Establish how many lines in the material include the string "center" and report it as a lone number.

[Listed records]:
===============
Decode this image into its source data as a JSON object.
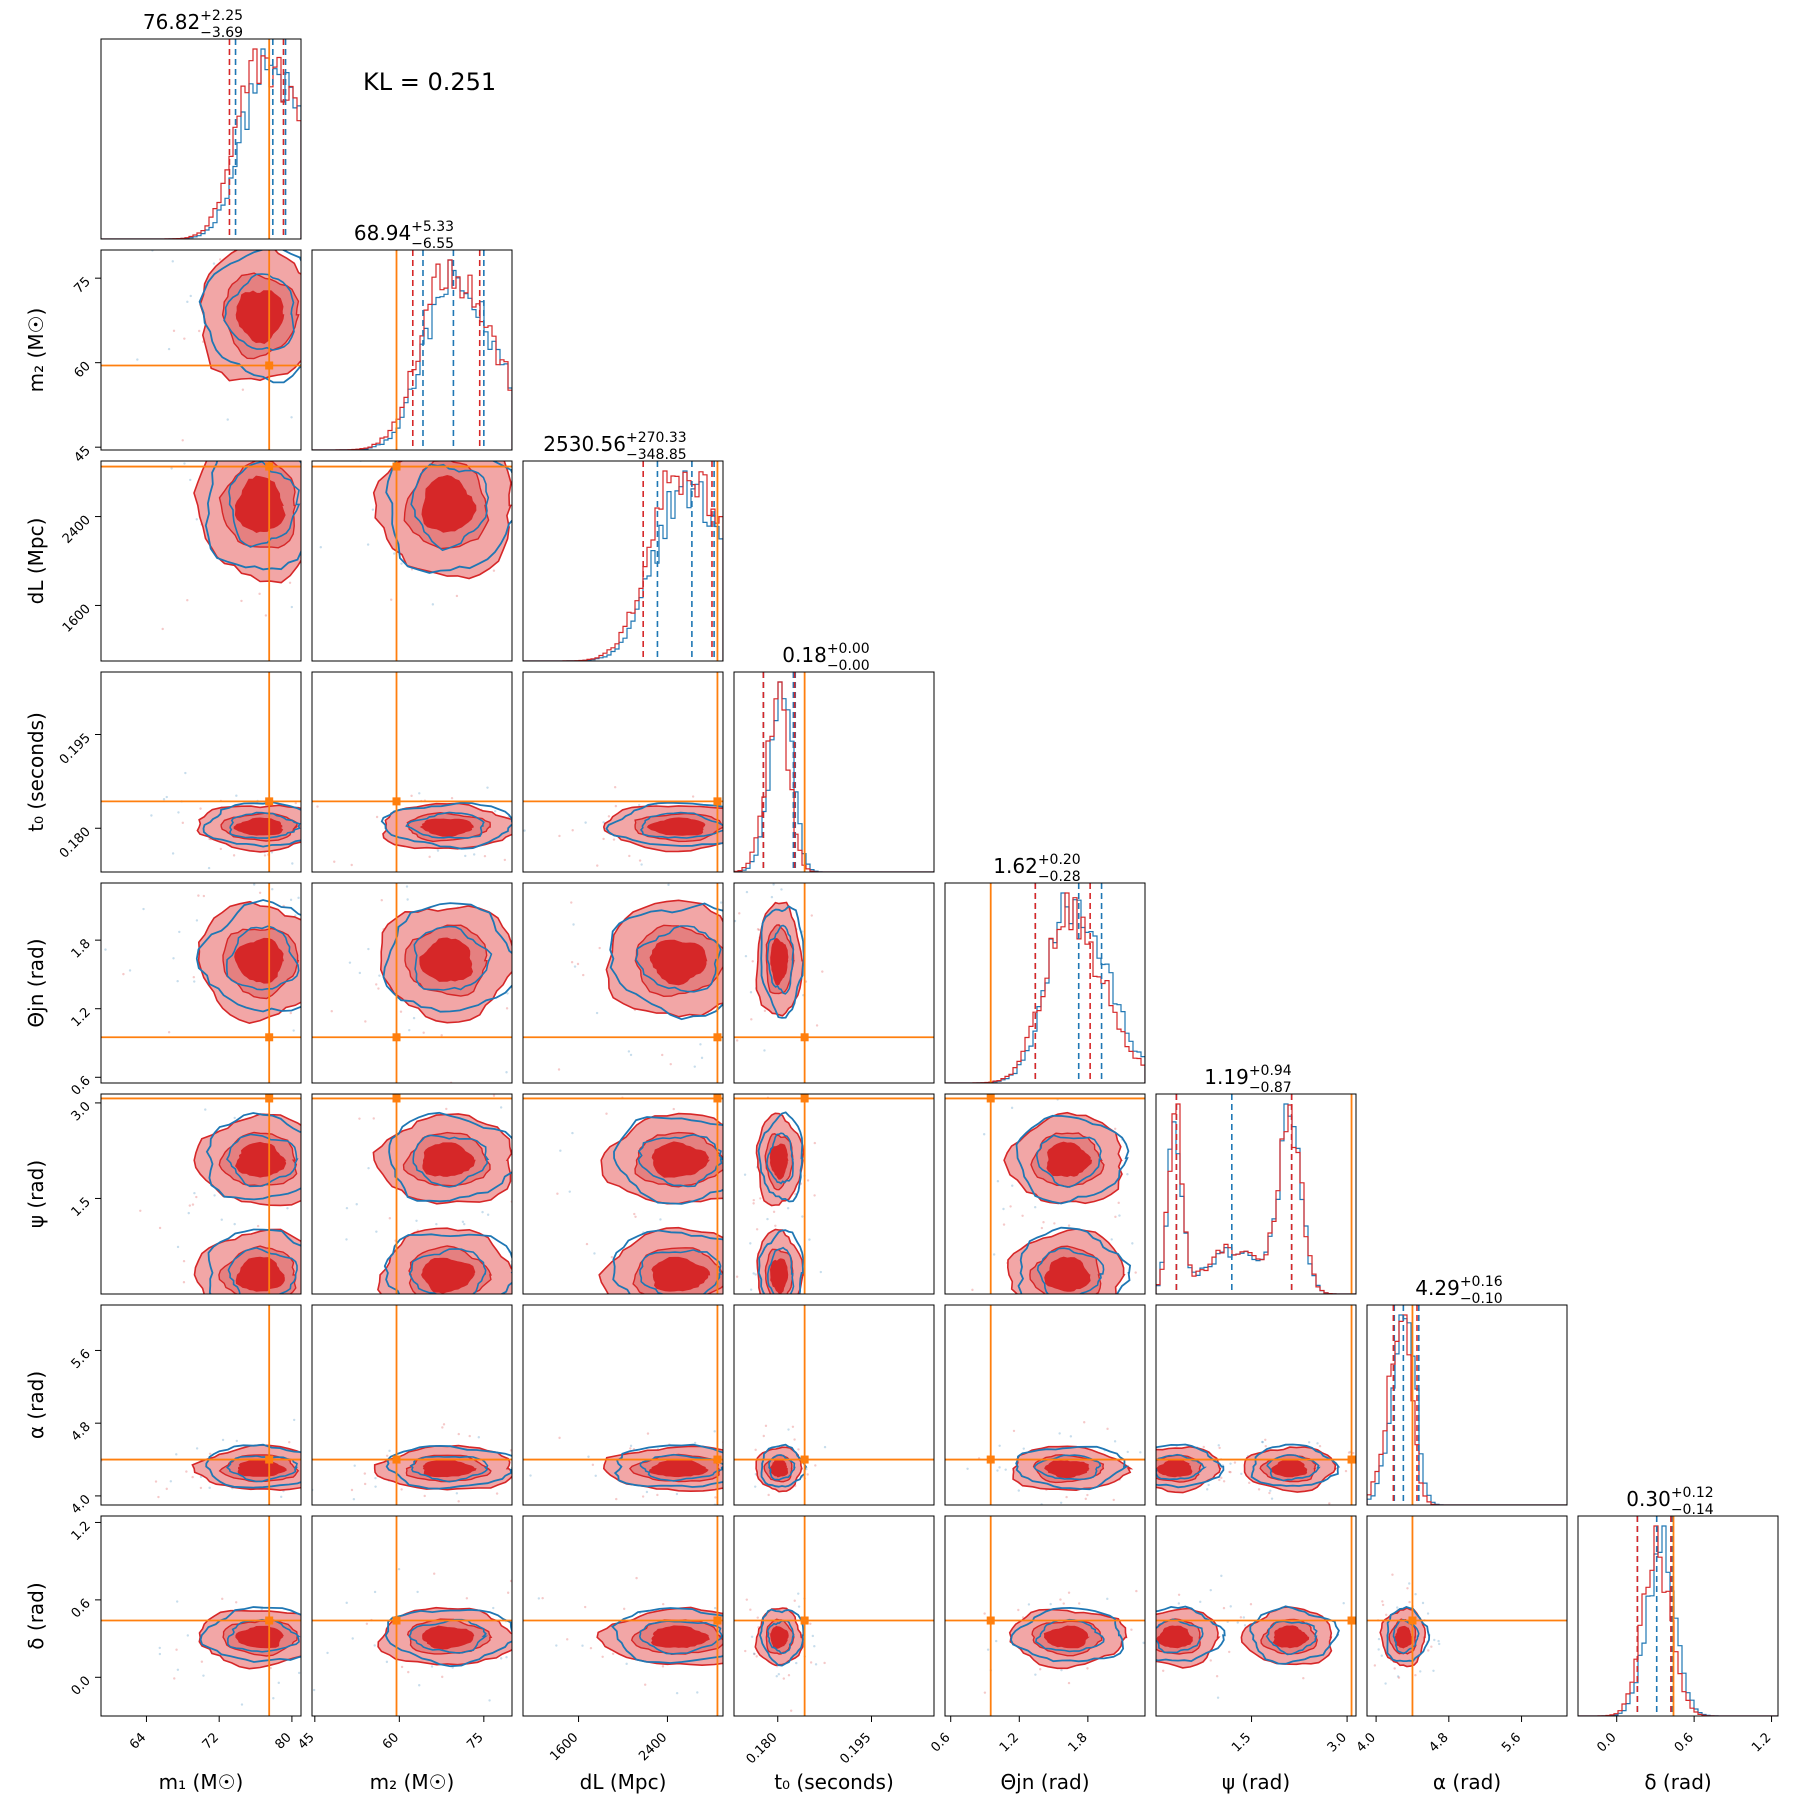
{
  "chart_data": {
    "type": "scatter",
    "subtype": "corner-plot",
    "kl_text": "KL = 0.251",
    "colors": {
      "series_a": "#d62728",
      "series_b": "#1f77b4",
      "truth": "#ff7f0e"
    },
    "parameters": [
      {
        "key": "m1",
        "axis_label": "m₁ (M☉)",
        "title": "76.82",
        "plus": "+2.25",
        "minus": "−3.69",
        "range": [
          59,
          81
        ],
        "ticks": [
          64,
          72,
          80
        ],
        "tick_labels": [
          "64",
          "72",
          "80"
        ],
        "truth": 77.5,
        "median": 76.82,
        "lo": 73.13,
        "hi": 79.07,
        "median_b": 77.9,
        "lo_b": 73.8,
        "hi_b": 79.3,
        "center": 76.5,
        "spread": 3.4,
        "skew": -0.8
      },
      {
        "key": "m2",
        "axis_label": "m₂ (M☉)",
        "title": "68.94",
        "plus": "+5.33",
        "minus": "−6.55",
        "range": [
          44.5,
          80
        ],
        "ticks": [
          45,
          60,
          75
        ],
        "tick_labels": [
          "45",
          "60",
          "75"
        ],
        "truth": 59.5,
        "median": 68.94,
        "lo": 62.39,
        "hi": 74.27,
        "median_b": 69.6,
        "lo_b": 64.2,
        "hi_b": 75.0,
        "center": 68.5,
        "spread": 6.0,
        "skew": -0.6
      },
      {
        "key": "dL",
        "axis_label": "dL (Mpc)",
        "title": "2530.56",
        "plus": "+270.33",
        "minus": "−348.85",
        "range": [
          1100,
          2900
        ],
        "ticks": [
          1600,
          2400
        ],
        "tick_labels": [
          "1600",
          "2400"
        ],
        "truth": 2850,
        "median": 2530.56,
        "lo": 2181.71,
        "hi": 2800.89,
        "median_b": 2620,
        "lo_b": 2310,
        "hi_b": 2820,
        "center": 2500,
        "spread": 330,
        "skew": -0.7
      },
      {
        "key": "t0",
        "axis_label": "t₀ (seconds)",
        "title": "0.18",
        "plus": "+0.00",
        "minus": "−0.00",
        "range": [
          0.173,
          0.205
        ],
        "ticks": [
          0.18,
          0.195
        ],
        "tick_labels": [
          "0.180",
          "0.195"
        ],
        "truth": 0.1843,
        "median": 0.1825,
        "lo": 0.1777,
        "hi": 0.1827,
        "median_b": 0.1825,
        "lo_b": 0.1777,
        "hi_b": 0.1828,
        "center": 0.1802,
        "spread": 0.0018,
        "skew": 0.3
      },
      {
        "key": "theta",
        "axis_label": "Θjn (rad)",
        "title": "1.62",
        "plus": "+0.20",
        "minus": "−0.28",
        "range": [
          0.55,
          2.3
        ],
        "ticks": [
          0.6,
          1.2,
          1.8
        ],
        "tick_labels": [
          "0.6",
          "1.2",
          "1.8"
        ],
        "truth": 0.95,
        "median": 1.62,
        "lo": 1.34,
        "hi": 1.82,
        "median_b": 1.72,
        "lo_b": 1.34,
        "hi_b": 1.92,
        "center": 1.62,
        "spread": 0.25,
        "skew": -0.5
      },
      {
        "key": "psi",
        "axis_label": "ψ (rad)",
        "title": "1.19",
        "plus": "+0.94",
        "minus": "−0.87",
        "range": [
          0,
          3.14
        ],
        "ticks": [
          1.5,
          3.0
        ],
        "tick_labels": [
          "1.5",
          "3.0"
        ],
        "truth": 3.07,
        "median": 1.19,
        "lo": 0.32,
        "hi": 2.13,
        "median_b": 1.19,
        "lo_b": 0.32,
        "hi_b": 2.13,
        "center": 1.2,
        "spread": 0.7,
        "skew": 0
      },
      {
        "key": "alpha",
        "axis_label": "α (rad)",
        "title": "4.29",
        "plus": "+0.16",
        "minus": "−0.10",
        "range": [
          3.9,
          6.1
        ],
        "ticks": [
          4.0,
          4.8,
          5.6
        ],
        "tick_labels": [
          "4.0",
          "4.8",
          "5.6"
        ],
        "truth": 4.4,
        "median": 4.29,
        "lo": 4.19,
        "hi": 4.45,
        "median_b": 4.3,
        "lo_b": 4.2,
        "hi_b": 4.47,
        "center": 4.3,
        "spread": 0.12,
        "skew": 0.6
      },
      {
        "key": "delta",
        "axis_label": "δ (rad)",
        "title": "0.30",
        "plus": "+0.12",
        "minus": "−0.14",
        "range": [
          -0.3,
          1.25
        ],
        "ticks": [
          0.0,
          0.6,
          1.2
        ],
        "tick_labels": [
          "0.0",
          "0.6",
          "1.2"
        ],
        "truth": 0.44,
        "median": 0.3,
        "lo": 0.16,
        "hi": 0.42,
        "median_b": 0.31,
        "lo_b": 0.16,
        "hi_b": 0.43,
        "center": 0.31,
        "spread": 0.11,
        "skew": 0
      }
    ]
  }
}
===============
[Solution to the exercise]: 8